■ DATA TO PROCESS:
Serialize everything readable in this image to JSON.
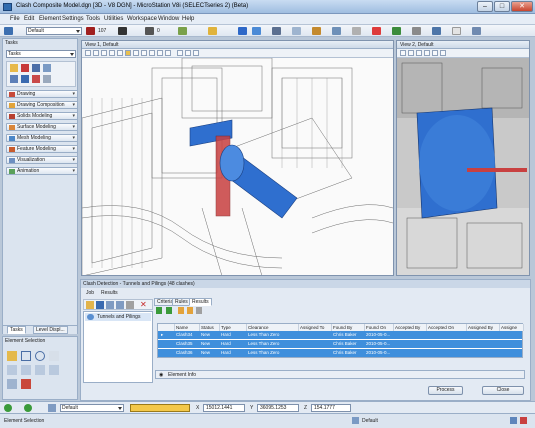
{
  "window": {
    "title": "Clash Composite Model.dgn [3D - V8 DGN] - MicroStation V8i (SELECTseries 2) (Beta)"
  },
  "menu": [
    "File",
    "Edit",
    "Element",
    "Settings",
    "Tools",
    "Utilities",
    "Workspace",
    "Window",
    "Help"
  ],
  "toolbar": {
    "level": "Default",
    "color_num": "107",
    "weight": "0"
  },
  "tasks": {
    "title": "Tasks",
    "selected": "Tasks",
    "items": [
      "Drawing",
      "Drawing Composition",
      "Solids Modeling",
      "Surface Modeling",
      "Mesh Modeling",
      "Feature Modeling",
      "Visualization",
      "Animation"
    ]
  },
  "lefttabs": {
    "tasks": "Tasks",
    "level": "Level Displ..."
  },
  "element_selection": {
    "title": "Element Selection"
  },
  "views": {
    "view1": "View 1, Default",
    "view2": "View 2, Default"
  },
  "clash": {
    "title": "Clash Detection - Tunnels and Pilings (48 clashes)",
    "menu": [
      "Job",
      "Results"
    ],
    "job_name": "Tunnels and Pilings",
    "tabs": [
      "Criteria",
      "Rules",
      "Results"
    ],
    "columns": [
      "Name",
      "Status",
      "Type",
      "Clearance",
      "Assigned To",
      "Found By",
      "Found On",
      "Accepted By",
      "Accepted On",
      "Assigned By",
      "Assigne"
    ],
    "rows": [
      [
        "Clash34",
        "New",
        "Hard",
        "Less Than Zero",
        "",
        "Chris Baker",
        "2010-05-0..."
      ],
      [
        "Clash35",
        "New",
        "Hard",
        "Less Than Zero",
        "",
        "Chris Baker",
        "2010-05-0..."
      ],
      [
        "Clash36",
        "New",
        "Hard",
        "Less Than Zero",
        "",
        "Chris Baker",
        "2010-05-0..."
      ]
    ],
    "element_info": "Element Info",
    "process": "Process",
    "close": "Close"
  },
  "status": {
    "level": "Default",
    "x_label": "X",
    "x": "15012.1441",
    "y_label": "Y",
    "y": "36095.1253",
    "z_label": "Z",
    "z": "154.1777",
    "message": "Element Selection",
    "status_level": "Default"
  },
  "colors": {
    "accent": "#3f8fdc",
    "clash_blue": "#2f6fcf",
    "clash_red": "#c84040"
  }
}
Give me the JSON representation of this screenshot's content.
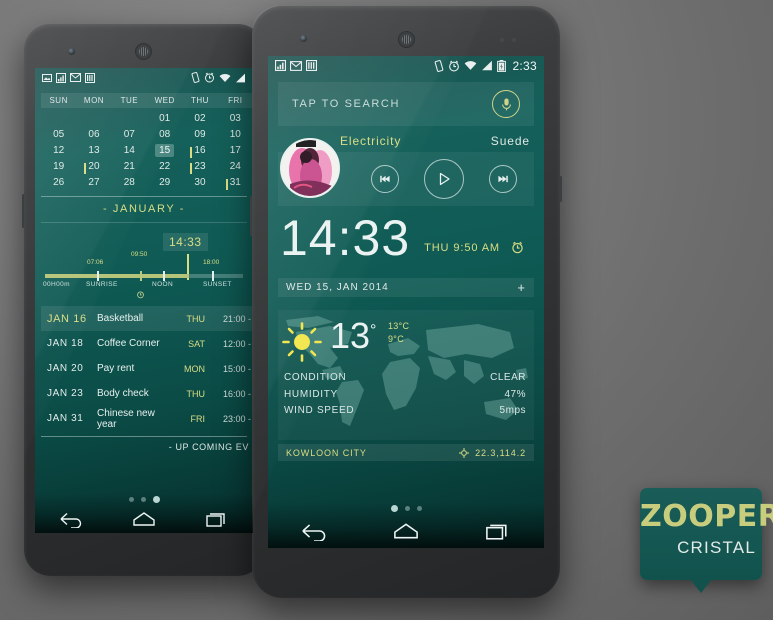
{
  "background": {
    "accent_yellow": "#d9dd84",
    "screen_teal": "#0f5a54"
  },
  "left_phone": {
    "status_bar": {
      "icons_left": [
        "image-icon",
        "signal-bars-icon",
        "mail-icon",
        "equalizer-icon"
      ],
      "icons_right": [
        "vibrate-icon",
        "alarm-icon",
        "wifi-icon",
        "signal-icon"
      ]
    },
    "calendar": {
      "weekday_headers": [
        "SUN",
        "MON",
        "TUE",
        "WED",
        "THU",
        "FRI"
      ],
      "weeks": [
        [
          {
            "d": ""
          },
          {
            "d": ""
          },
          {
            "d": ""
          },
          {
            "d": "01"
          },
          {
            "d": "02"
          },
          {
            "d": "03"
          }
        ],
        [
          {
            "d": "05"
          },
          {
            "d": "06"
          },
          {
            "d": "07"
          },
          {
            "d": "08"
          },
          {
            "d": "09"
          },
          {
            "d": "10"
          }
        ],
        [
          {
            "d": "12"
          },
          {
            "d": "13"
          },
          {
            "d": "14"
          },
          {
            "d": "15",
            "today": true
          },
          {
            "d": "16",
            "event": true
          },
          {
            "d": "17"
          }
        ],
        [
          {
            "d": "19"
          },
          {
            "d": "20",
            "event": true
          },
          {
            "d": "21"
          },
          {
            "d": "22"
          },
          {
            "d": "23",
            "event": true
          },
          {
            "d": "24"
          }
        ],
        [
          {
            "d": "26"
          },
          {
            "d": "27"
          },
          {
            "d": "28"
          },
          {
            "d": "29"
          },
          {
            "d": "30"
          },
          {
            "d": "31",
            "event": true
          }
        ]
      ],
      "month_label": "- JANUARY -"
    },
    "timeline": {
      "start_label": "00H00m",
      "sunrise_label": "SUNRISE",
      "sunrise_time": "07:06",
      "alarm_time": "09:50",
      "noon_label": "NOON",
      "sunset_label": "SUNSET",
      "sunset_time": "18:00",
      "now_badge": "14:33"
    },
    "events": {
      "rows": [
        {
          "date": "JAN 16",
          "name": "Basketball",
          "day": "THU",
          "time": "21:00 -",
          "highlight": true
        },
        {
          "date": "JAN 18",
          "name": "Coffee Corner",
          "day": "SAT",
          "time": "12:00 -",
          "highlight": false
        },
        {
          "date": "JAN 20",
          "name": "Pay rent",
          "day": "MON",
          "time": "15:00 -",
          "highlight": false
        },
        {
          "date": "JAN 23",
          "name": "Body check",
          "day": "THU",
          "time": "16:00 -",
          "highlight": false
        },
        {
          "date": "JAN 31",
          "name": "Chinese new year",
          "day": "FRI",
          "time": "23:00 -",
          "highlight": false
        }
      ],
      "footer": "- UP COMING EV"
    },
    "nav": {
      "dots": 3,
      "active_dot": 3,
      "back": "back-icon",
      "home": "home-icon",
      "recents": "recents-icon"
    }
  },
  "right_phone": {
    "status_bar": {
      "icons_left": [
        "signal-bars-icon",
        "mail-icon",
        "equalizer-icon"
      ],
      "icons_right": [
        "vibrate-icon",
        "alarm-icon",
        "wifi-icon",
        "signal-icon",
        "battery-icon"
      ],
      "time": "2:33"
    },
    "search": {
      "placeholder": "TAP TO SEARCH",
      "mic": "microphone-icon"
    },
    "player": {
      "track": "Electricity",
      "artist": "Suede",
      "previous": "previous-track-icon",
      "play": "play-icon",
      "next": "next-track-icon"
    },
    "clock": {
      "time": "14:33",
      "alt_time": "THU 9:50 AM",
      "alarm_icon": "alarm-icon",
      "date": "WED 15, JAN 2014",
      "add": "+"
    },
    "weather": {
      "icon": "sun-icon",
      "temperature": "13",
      "degree": "°",
      "high": "13°C",
      "low": "9°C",
      "labels": [
        "CONDITION",
        "HUMIDITY",
        "WIND SPEED"
      ],
      "values": [
        "CLEAR",
        "47%",
        "5mps"
      ],
      "location": "KOWLOON CITY",
      "coordinates": "22.3,114.2",
      "coord_icon": "crosshair-icon"
    },
    "nav": {
      "dots": 3,
      "active_dot": 1,
      "back": "back-icon",
      "home": "home-icon",
      "recents": "recents-icon"
    }
  },
  "badge": {
    "title": "ZOOPER",
    "subtitle": "CRISTAL"
  }
}
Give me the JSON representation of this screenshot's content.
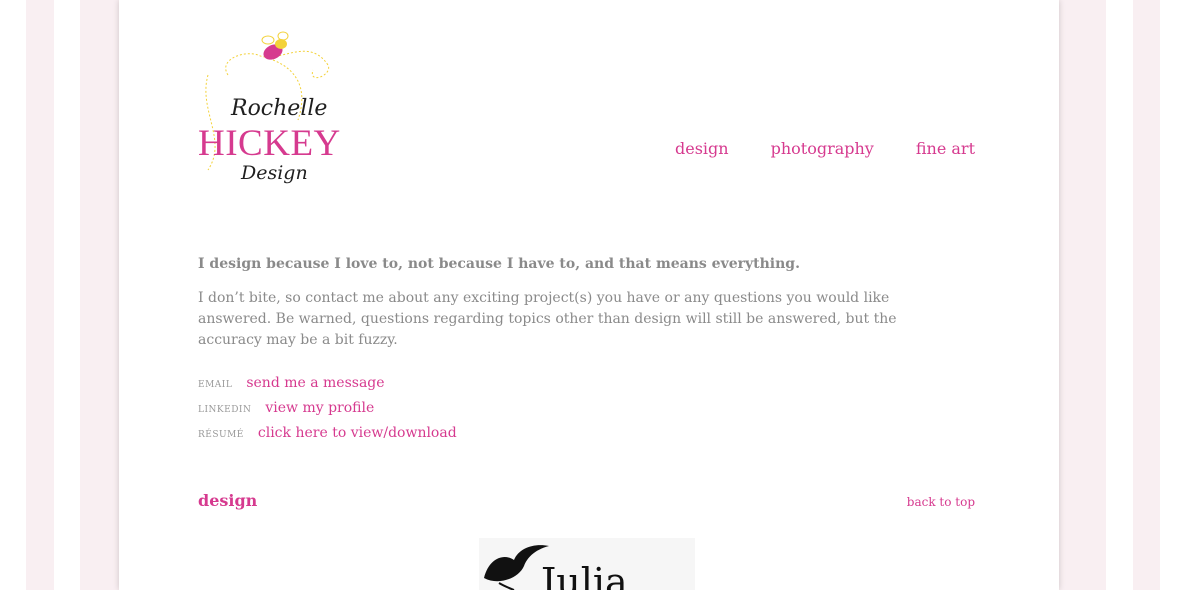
{
  "brand": {
    "line1": "Rochelle",
    "line2": "HICKEY",
    "line3": "Design"
  },
  "nav": {
    "items": [
      "design",
      "photography",
      "fine art"
    ]
  },
  "intro": {
    "lead": "I design because I love to, not because I have to, and that means everything.",
    "body": "I don’t bite, so contact me about any exciting project(s) you have or any questions you would like answered. Be warned, questions regarding topics other than design will still be answered, but the accuracy may be a bit fuzzy."
  },
  "contact": {
    "rows": [
      {
        "label": "EMAIL",
        "link": "send me a message"
      },
      {
        "label": "LINKEDIN",
        "link": "view my profile"
      },
      {
        "label": "RÉSUMÉ",
        "link": "click here to view/download"
      }
    ]
  },
  "section": {
    "title": "design",
    "back_to_top": "back to top"
  },
  "thumbnail": {
    "text": "Julia"
  },
  "colors": {
    "accent": "#d63a8f",
    "text_gray": "#8a8a8a",
    "stripe": "#f9eff2",
    "bee_yellow": "#f3d23a"
  }
}
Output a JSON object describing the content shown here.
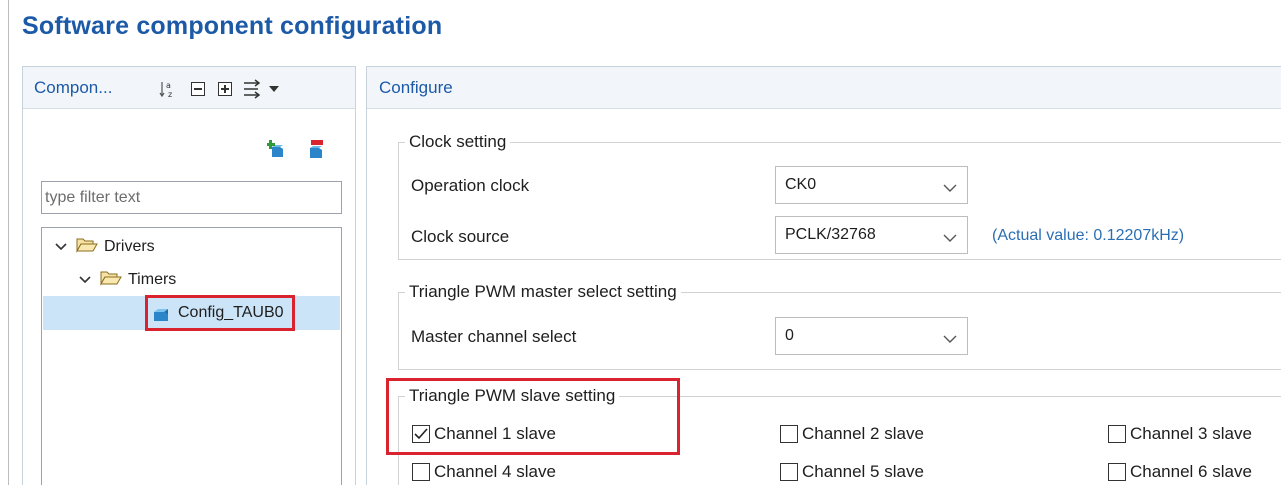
{
  "page": {
    "title": "Software component configuration"
  },
  "left_panel": {
    "tab_label": "Compon...",
    "toolbar_icons": [
      "sort-alpha-icon",
      "collapse-all-icon",
      "expand-all-icon",
      "filter-toggle-icon",
      "view-menu-chevron-icon"
    ],
    "actions": [
      "add-component-icon",
      "remove-component-icon"
    ],
    "filter": {
      "placeholder": "type filter text",
      "value": ""
    },
    "tree": [
      {
        "label": "Drivers",
        "expanded": true,
        "level": 0
      },
      {
        "label": "Timers",
        "expanded": true,
        "level": 1
      },
      {
        "label": "Config_TAUB0",
        "selected": true,
        "level": 2
      }
    ]
  },
  "right_panel": {
    "tab_label": "Configure",
    "clock_setting": {
      "legend": "Clock setting",
      "operation_clock": {
        "label": "Operation clock",
        "value": "CK0"
      },
      "clock_source": {
        "label": "Clock source",
        "value": "PCLK/32768",
        "actual_value": "(Actual value: 0.12207kHz)"
      }
    },
    "master_select": {
      "legend": "Triangle PWM master select setting",
      "master_channel": {
        "label": "Master channel select",
        "value": "0"
      }
    },
    "slave_setting": {
      "legend": "Triangle PWM slave setting",
      "channels": [
        {
          "label": "Channel 1 slave",
          "checked": true
        },
        {
          "label": "Channel 2 slave",
          "checked": false
        },
        {
          "label": "Channel 3 slave",
          "checked": false
        },
        {
          "label": "Channel 4 slave",
          "checked": false
        },
        {
          "label": "Channel 5 slave",
          "checked": false
        },
        {
          "label": "Channel 6 slave",
          "checked": false
        }
      ]
    }
  },
  "colors": {
    "title_blue": "#1c5aa8",
    "highlight_red": "#d9232e",
    "actual_value_blue": "#2a6fb3",
    "tree_selection": "#cce4f7"
  }
}
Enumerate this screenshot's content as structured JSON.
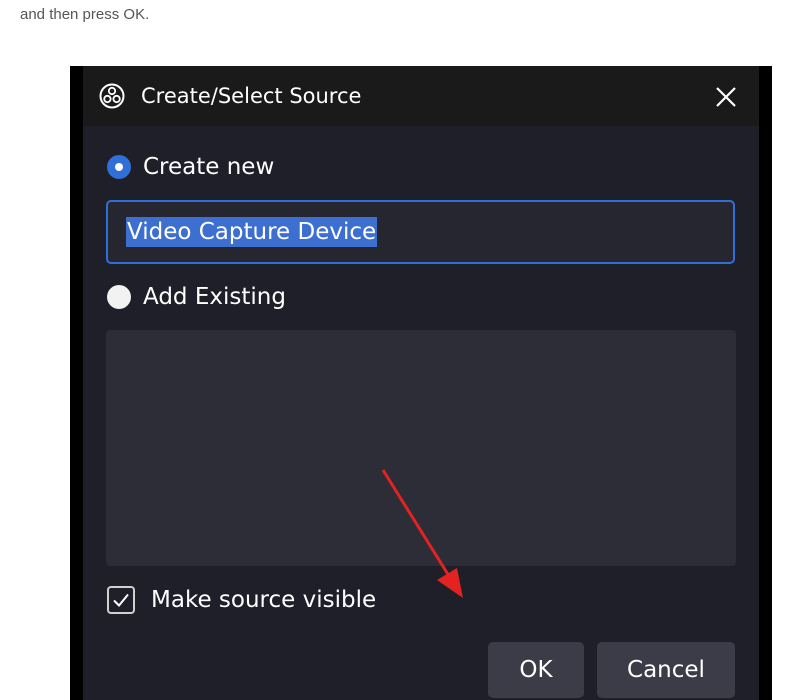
{
  "page": {
    "instruction_text": "and then press OK."
  },
  "dialog": {
    "title": "Create/Select Source",
    "icon": "obs-logo-icon",
    "close_icon": "close-icon",
    "create_new_label": "Create new",
    "source_name_value": "Video Capture Device",
    "add_existing_label": "Add Existing",
    "make_visible_label": "Make source visible",
    "ok_label": "OK",
    "cancel_label": "Cancel",
    "create_new_selected": true,
    "make_visible_checked": true
  },
  "annotation": {
    "arrow_color": "#e32222"
  },
  "colors": {
    "dialog_bg": "#1e1f28",
    "accent": "#2f6fd6",
    "list_bg": "#2c2d36",
    "button_bg": "#3b3c47"
  }
}
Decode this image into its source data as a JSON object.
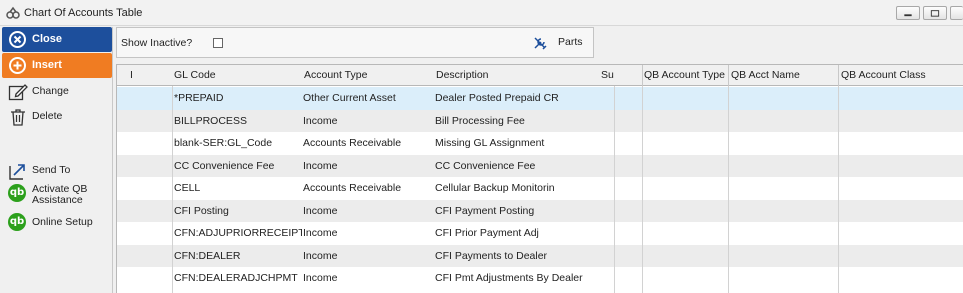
{
  "window": {
    "title": "Chart Of Accounts Table"
  },
  "sidebar": {
    "close_label": "Close",
    "insert_label": "Insert",
    "change_label": "Change",
    "delete_label": "Delete",
    "send_to_label": "Send To",
    "activate_qb_label_line1": "Activate QB",
    "activate_qb_label_line2": "Assistance",
    "online_setup_label": "Online Setup",
    "qb_glyph": "qb"
  },
  "filters": {
    "show_inactive_label": "Show Inactive?",
    "show_inactive_checked": false,
    "parts_label": "Parts"
  },
  "table": {
    "columns": {
      "indicator": "I",
      "gl_code": "GL Code",
      "account_type": "Account Type",
      "description": "Description",
      "su": "Su",
      "qb_account_type": "QB Account Type",
      "qb_acct_name": "QB Acct Name",
      "qb_account_class": "QB Account Class"
    },
    "rows": [
      {
        "gl_code": "*PREPAID",
        "account_type": "Other Current Asset",
        "description": "Dealer Posted Prepaid CR"
      },
      {
        "gl_code": "BILLPROCESS",
        "account_type": "Income",
        "description": "Bill Processing Fee"
      },
      {
        "gl_code": "blank-SER:GL_Code",
        "account_type": "Accounts Receivable",
        "description": "Missing GL Assignment"
      },
      {
        "gl_code": "CC Convenience Fee",
        "account_type": "Income",
        "description": "CC Convenience Fee"
      },
      {
        "gl_code": "CELL",
        "account_type": "Accounts Receivable",
        "description": "Cellular Backup Monitorin"
      },
      {
        "gl_code": "CFI Posting",
        "account_type": "Income",
        "description": "CFI Payment Posting"
      },
      {
        "gl_code": "CFN:ADJUPRIORRECEIPT",
        "account_type": "Income",
        "description": "CFI Prior Payment Adj"
      },
      {
        "gl_code": "CFN:DEALER",
        "account_type": "Income",
        "description": "CFI Payments to Dealer"
      },
      {
        "gl_code": "CFN:DEALERADJCHPMT",
        "account_type": "Income",
        "description": "CFI Pmt Adjustments By Dealer"
      }
    ]
  },
  "colors": {
    "close_bg": "#1d4f9c",
    "insert_bg": "#f07c22",
    "selected_row": "#dbeefa",
    "qb_green": "#2ca01c"
  }
}
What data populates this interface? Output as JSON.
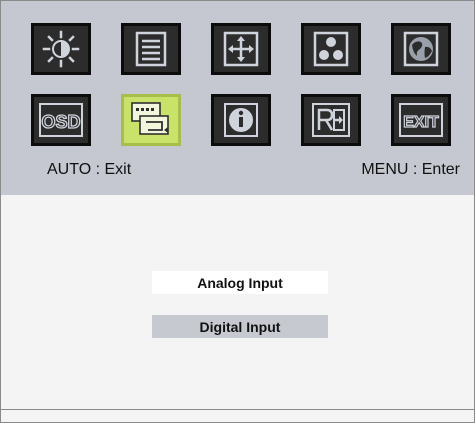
{
  "osd": {
    "icons_row1": [
      {
        "name": "brightness-icon"
      },
      {
        "name": "image-setup-icon"
      },
      {
        "name": "position-icon"
      },
      {
        "name": "color-icon"
      },
      {
        "name": "language-icon"
      }
    ],
    "icons_row2": [
      {
        "name": "osd-settings-icon",
        "label": "OSD"
      },
      {
        "name": "input-select-icon",
        "selected": true
      },
      {
        "name": "information-icon"
      },
      {
        "name": "reset-icon"
      },
      {
        "name": "exit-icon",
        "label": "EXIT"
      }
    ],
    "hint_left": "AUTO : Exit",
    "hint_right": "MENU : Enter"
  },
  "submenu": {
    "items": [
      {
        "label": "Analog Input",
        "highlighted": true
      },
      {
        "label": "Digital Input",
        "highlighted": false
      }
    ]
  },
  "colors": {
    "panel": "#c5c8d0",
    "icon_bg": "#2c2c2c",
    "selected_icon_bg": "#c9e36a",
    "body": "#f4f4f4",
    "highlight": "#ffffff",
    "item_bg": "#c7c9d1"
  }
}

■ TASK OBJECTIVE:
Your answer should be a single number: the count of lines in these records that hold the string "legend".

■ THE COMPLETED TASK:
3